Figure content listings
===
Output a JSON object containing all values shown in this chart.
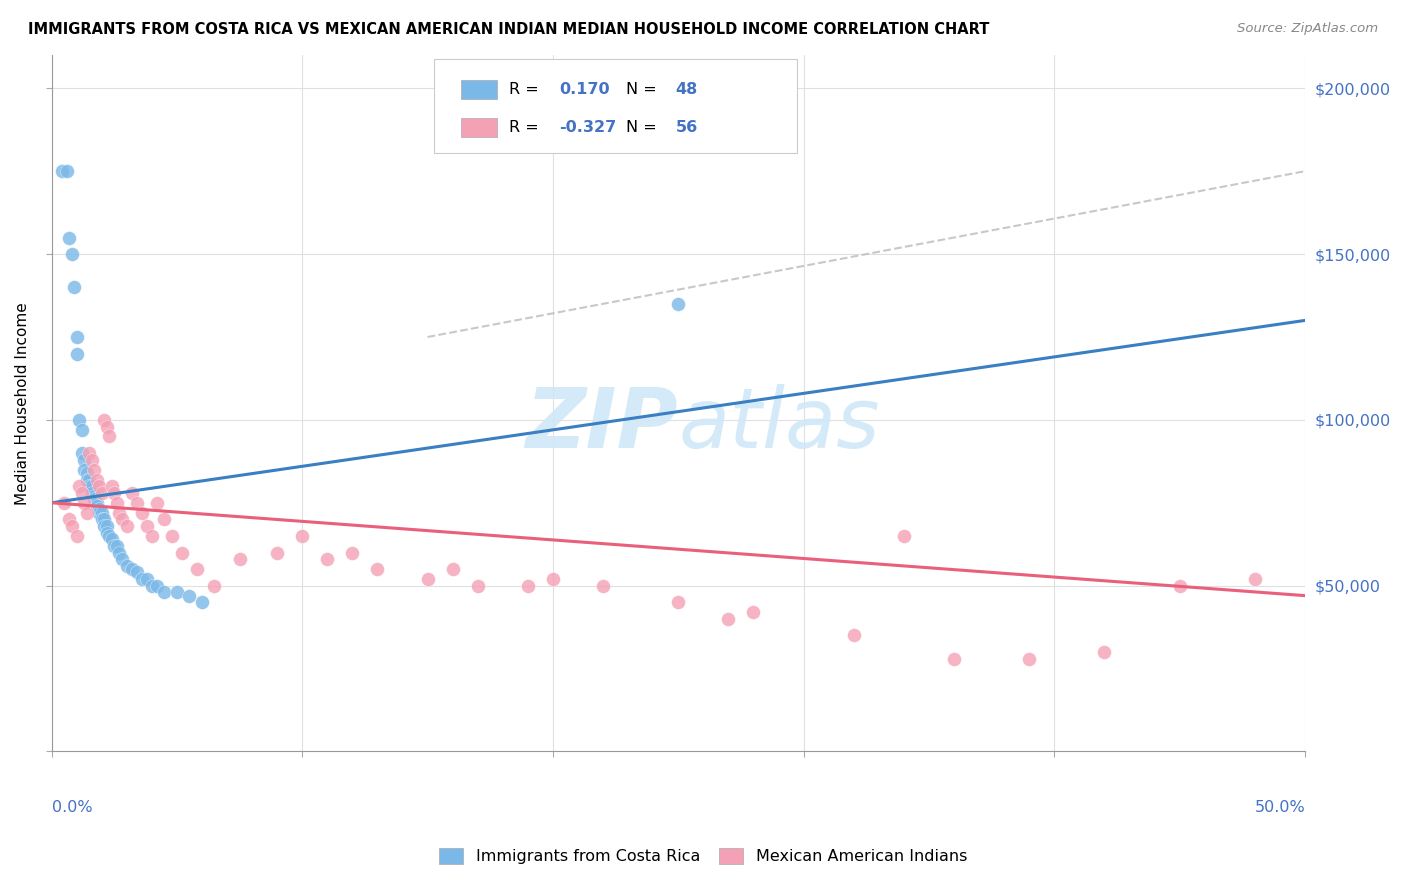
{
  "title": "IMMIGRANTS FROM COSTA RICA VS MEXICAN AMERICAN INDIAN MEDIAN HOUSEHOLD INCOME CORRELATION CHART",
  "source": "Source: ZipAtlas.com",
  "ylabel": "Median Household Income",
  "xlim": [
    0.0,
    0.5
  ],
  "ylim": [
    0,
    210000
  ],
  "blue_color": "#7ab8e8",
  "pink_color": "#f4a0b5",
  "blue_line_color": "#3a7fc1",
  "pink_line_color": "#e8607a",
  "dashed_line_color": "#bbbbbb",
  "watermark_color": "#d0e8f8",
  "blue_R": "0.170",
  "blue_N": "48",
  "pink_R": "-0.327",
  "pink_N": "56",
  "blue_scatter_x": [
    0.004,
    0.006,
    0.007,
    0.008,
    0.009,
    0.01,
    0.01,
    0.011,
    0.012,
    0.012,
    0.013,
    0.013,
    0.014,
    0.014,
    0.015,
    0.015,
    0.016,
    0.016,
    0.017,
    0.017,
    0.018,
    0.018,
    0.019,
    0.019,
    0.02,
    0.02,
    0.021,
    0.021,
    0.022,
    0.022,
    0.023,
    0.024,
    0.025,
    0.026,
    0.027,
    0.028,
    0.03,
    0.032,
    0.034,
    0.036,
    0.038,
    0.04,
    0.042,
    0.045,
    0.05,
    0.055,
    0.06,
    0.25
  ],
  "blue_scatter_y": [
    175000,
    175000,
    155000,
    150000,
    140000,
    125000,
    120000,
    100000,
    97000,
    90000,
    88000,
    85000,
    84000,
    82000,
    82000,
    80000,
    80000,
    78000,
    77000,
    76000,
    75000,
    74000,
    73000,
    72000,
    72000,
    70000,
    70000,
    68000,
    68000,
    66000,
    65000,
    64000,
    62000,
    62000,
    60000,
    58000,
    56000,
    55000,
    54000,
    52000,
    52000,
    50000,
    50000,
    48000,
    48000,
    47000,
    45000,
    135000
  ],
  "pink_scatter_x": [
    0.005,
    0.007,
    0.008,
    0.01,
    0.011,
    0.012,
    0.013,
    0.014,
    0.015,
    0.016,
    0.017,
    0.018,
    0.019,
    0.02,
    0.021,
    0.022,
    0.023,
    0.024,
    0.025,
    0.026,
    0.027,
    0.028,
    0.03,
    0.032,
    0.034,
    0.036,
    0.038,
    0.04,
    0.042,
    0.045,
    0.048,
    0.052,
    0.058,
    0.065,
    0.075,
    0.09,
    0.11,
    0.13,
    0.15,
    0.17,
    0.2,
    0.22,
    0.25,
    0.28,
    0.32,
    0.36,
    0.39,
    0.42,
    0.45,
    0.48,
    0.1,
    0.12,
    0.16,
    0.19,
    0.34,
    0.27
  ],
  "pink_scatter_y": [
    75000,
    70000,
    68000,
    65000,
    80000,
    78000,
    75000,
    72000,
    90000,
    88000,
    85000,
    82000,
    80000,
    78000,
    100000,
    98000,
    95000,
    80000,
    78000,
    75000,
    72000,
    70000,
    68000,
    78000,
    75000,
    72000,
    68000,
    65000,
    75000,
    70000,
    65000,
    60000,
    55000,
    50000,
    58000,
    60000,
    58000,
    55000,
    52000,
    50000,
    52000,
    50000,
    45000,
    42000,
    35000,
    28000,
    28000,
    30000,
    50000,
    52000,
    65000,
    60000,
    55000,
    50000,
    65000,
    40000
  ],
  "blue_line_x": [
    0.0,
    0.5
  ],
  "blue_line_y": [
    75000,
    130000
  ],
  "pink_line_x": [
    0.0,
    0.5
  ],
  "pink_line_y": [
    75000,
    47000
  ],
  "dashed_line_x": [
    0.15,
    0.5
  ],
  "dashed_line_y": [
    125000,
    175000
  ]
}
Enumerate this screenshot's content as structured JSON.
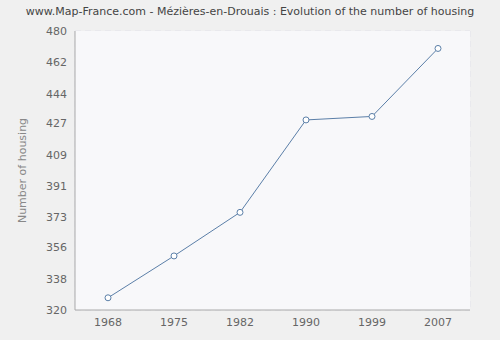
{
  "chart_data": {
    "type": "line",
    "title": "www.Map-France.com - Mézières-en-Drouais : Evolution of the number of housing",
    "y_label": "Number of housing",
    "categories": [
      "1968",
      "1975",
      "1982",
      "1990",
      "1999",
      "2007"
    ],
    "series": [
      {
        "name": "Number of housing",
        "color": "#5b7fa8",
        "values": [
          327,
          351,
          376,
          429,
          431,
          470
        ]
      }
    ],
    "ylim": [
      320,
      480
    ],
    "yticks": [
      320,
      338,
      356,
      373,
      391,
      409,
      427,
      444,
      462,
      480
    ],
    "grid": true,
    "marker": "circle"
  }
}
===
→ Stated goal: All the material shown above is to be copied exactly, with no pictures carried over.

→ The output:
Output a JSON object containing all values shown in this chart.
{
  "title": "IMMIGRANTS FROM COSTA RICA VS MEXICAN AMERICAN INDIAN MEDIAN HOUSEHOLD INCOME CORRELATION CHART",
  "source": "Source: ZipAtlas.com",
  "ylabel": "Median Household Income",
  "xlim": [
    0.0,
    0.5
  ],
  "ylim": [
    0,
    210000
  ],
  "blue_color": "#7ab8e8",
  "pink_color": "#f4a0b5",
  "blue_line_color": "#3a7fc1",
  "pink_line_color": "#e8607a",
  "dashed_line_color": "#bbbbbb",
  "watermark_color": "#d0e8f8",
  "blue_R": "0.170",
  "blue_N": "48",
  "pink_R": "-0.327",
  "pink_N": "56",
  "blue_scatter_x": [
    0.004,
    0.006,
    0.007,
    0.008,
    0.009,
    0.01,
    0.01,
    0.011,
    0.012,
    0.012,
    0.013,
    0.013,
    0.014,
    0.014,
    0.015,
    0.015,
    0.016,
    0.016,
    0.017,
    0.017,
    0.018,
    0.018,
    0.019,
    0.019,
    0.02,
    0.02,
    0.021,
    0.021,
    0.022,
    0.022,
    0.023,
    0.024,
    0.025,
    0.026,
    0.027,
    0.028,
    0.03,
    0.032,
    0.034,
    0.036,
    0.038,
    0.04,
    0.042,
    0.045,
    0.05,
    0.055,
    0.06,
    0.25
  ],
  "blue_scatter_y": [
    175000,
    175000,
    155000,
    150000,
    140000,
    125000,
    120000,
    100000,
    97000,
    90000,
    88000,
    85000,
    84000,
    82000,
    82000,
    80000,
    80000,
    78000,
    77000,
    76000,
    75000,
    74000,
    73000,
    72000,
    72000,
    70000,
    70000,
    68000,
    68000,
    66000,
    65000,
    64000,
    62000,
    62000,
    60000,
    58000,
    56000,
    55000,
    54000,
    52000,
    52000,
    50000,
    50000,
    48000,
    48000,
    47000,
    45000,
    135000
  ],
  "pink_scatter_x": [
    0.005,
    0.007,
    0.008,
    0.01,
    0.011,
    0.012,
    0.013,
    0.014,
    0.015,
    0.016,
    0.017,
    0.018,
    0.019,
    0.02,
    0.021,
    0.022,
    0.023,
    0.024,
    0.025,
    0.026,
    0.027,
    0.028,
    0.03,
    0.032,
    0.034,
    0.036,
    0.038,
    0.04,
    0.042,
    0.045,
    0.048,
    0.052,
    0.058,
    0.065,
    0.075,
    0.09,
    0.11,
    0.13,
    0.15,
    0.17,
    0.2,
    0.22,
    0.25,
    0.28,
    0.32,
    0.36,
    0.39,
    0.42,
    0.45,
    0.48,
    0.1,
    0.12,
    0.16,
    0.19,
    0.34,
    0.27
  ],
  "pink_scatter_y": [
    75000,
    70000,
    68000,
    65000,
    80000,
    78000,
    75000,
    72000,
    90000,
    88000,
    85000,
    82000,
    80000,
    78000,
    100000,
    98000,
    95000,
    80000,
    78000,
    75000,
    72000,
    70000,
    68000,
    78000,
    75000,
    72000,
    68000,
    65000,
    75000,
    70000,
    65000,
    60000,
    55000,
    50000,
    58000,
    60000,
    58000,
    55000,
    52000,
    50000,
    52000,
    50000,
    45000,
    42000,
    35000,
    28000,
    28000,
    30000,
    50000,
    52000,
    65000,
    60000,
    55000,
    50000,
    65000,
    40000
  ],
  "blue_line_x": [
    0.0,
    0.5
  ],
  "blue_line_y": [
    75000,
    130000
  ],
  "pink_line_x": [
    0.0,
    0.5
  ],
  "pink_line_y": [
    75000,
    47000
  ],
  "dashed_line_x": [
    0.15,
    0.5
  ],
  "dashed_line_y": [
    125000,
    175000
  ]
}
Enumerate this screenshot's content as structured JSON.
{
  "chart_data": {
    "type": "line",
    "title": "www.Map-France.com - Mézières-en-Drouais : Evolution of the number of housing",
    "y_label": "Number of housing",
    "categories": [
      "1968",
      "1975",
      "1982",
      "1990",
      "1999",
      "2007"
    ],
    "series": [
      {
        "name": "Number of housing",
        "color": "#5b7fa8",
        "values": [
          327,
          351,
          376,
          429,
          431,
          470
        ]
      }
    ],
    "ylim": [
      320,
      480
    ],
    "yticks": [
      320,
      338,
      356,
      373,
      391,
      409,
      427,
      444,
      462,
      480
    ],
    "grid": true,
    "marker": "circle"
  }
}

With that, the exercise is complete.